== THE DATA

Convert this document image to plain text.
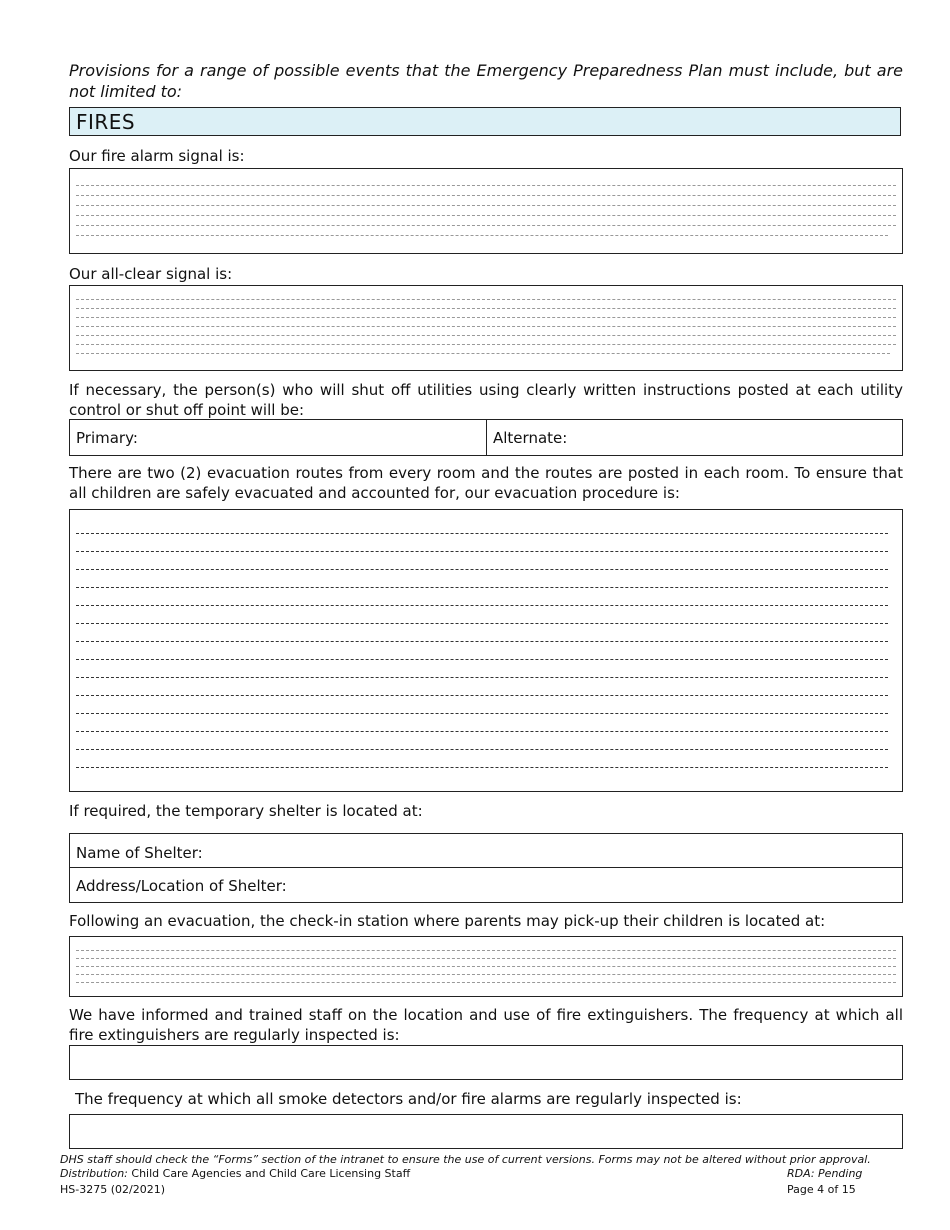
Provisions for a range of possible events that the Emergency Preparedness Plan must include, but are not limited to:
FIRES
Our fire alarm signal is:
Our all-clear signal is:
If necessary, the person(s) who will shut off utilities using clearly written instructions posted at each utility control or shut off point will be:
Primary:	Alternate:
There are two (2) evacuation routes from every room and the routes are posted in each room. To ensure that all children are safely evacuated and accounted for, our evacuation procedure is:
If required, the temporary shelter is located at:
Name of Shelter:
Address/Location of Shelter:
Following an evacuation, the check-in station where parents may pick-up their children is located at:
We have informed and trained staff on the location and use of fire extinguishers. The frequency at which all fire extinguishers are regularly inspected is:
The frequency at which all smoke detectors and/or fire alarms are regularly inspected is:
DHS staff should check the “Forms” section of the intranet to ensure the use of current versions. Forms may not be altered without prior approval.
Distribution: Child Care Agencies and Child Care Licensing Staff	RDA: Pending
HS-3275 (02/2021)	Page 4 of 15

====

**THE PROBLEM:**
Reproduce every line of the listing above in which the string "that" appears.

**COMPLETE RESPONSE:**
Provisions for a range of possible events that the Emergency Preparedness Plan must include, but are not limited to:
There are two (2) evacuation routes from every room and the routes are posted in each room. To ensure that all children are safely evacuated and accounted for, our evacuation procedure is:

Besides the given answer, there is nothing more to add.